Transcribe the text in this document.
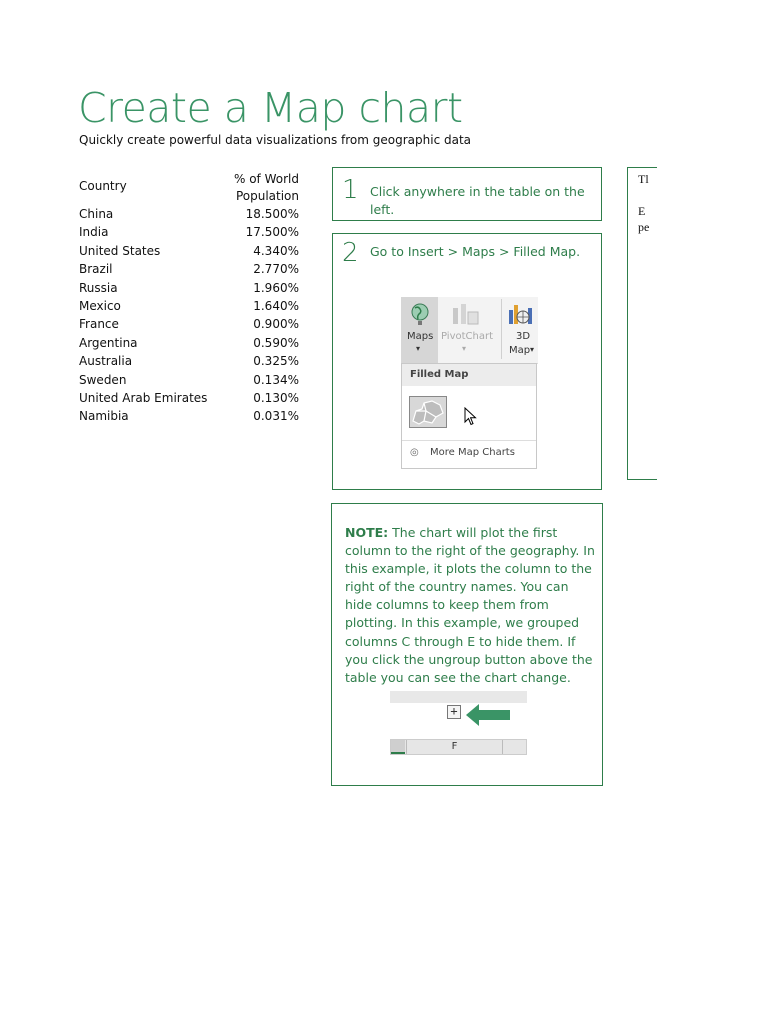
Create a Map chart
Quickly create powerful data visualizations from geographic data
Country	% of World
Population
China	18.500%
India	17.500%
United States	4.340%
Brazil	2.770%
Russia	1.960%
Mexico	1.640%
France	0.900%
Argentina	0.590%
Australia	0.325%
Sweden	0.134%
United Arab Emirates	0.130%
Namibia	0.031%
1 Click anywhere in the table on the
left.
2 Go to Insert > Maps > Filled Map.
Maps
▾
PivotChart
▾
3D
Map ▾
Filled Map
◎ More Map Charts
NOTE: The chart will plot the first column to the right of the geography. In this example, it plots the column to the right of the country names. You can hide columns to keep them from plotting. In this example, we grouped columns C through E to hide them. If you click the ungroup button above the table you can see the chart change.
+
F
Tl
E
pe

> PROBLEM DESCRIPTION
Without the pictures, write out all of the material exactly.

> RESPONSE BELOW
Transcribe the text in this document.
Create a Map chart
Quickly create powerful data visualizations from geographic data
Country	% of World
Population
China	18.500%
India	17.500%
United States	4.340%
Brazil	2.770%
Russia	1.960%
Mexico	1.640%
France	0.900%
Argentina	0.590%
Australia	0.325%
Sweden	0.134%
United Arab Emirates	0.130%
Namibia	0.031%
1 Click anywhere in the table on the
left.
2 Go to Insert > Maps > Filled Map.
Maps
▾
PivotChart
▾
3D
Map ▾
Filled Map
◎ More Map Charts
NOTE: The chart will plot the first column to the right of the geography. In this example, it plots the column to the right of the country names. You can hide columns to keep them from plotting. In this example, we grouped columns C through E to hide them. If you click the ungroup button above the table you can see the chart change.
+
F
Tl
E
pe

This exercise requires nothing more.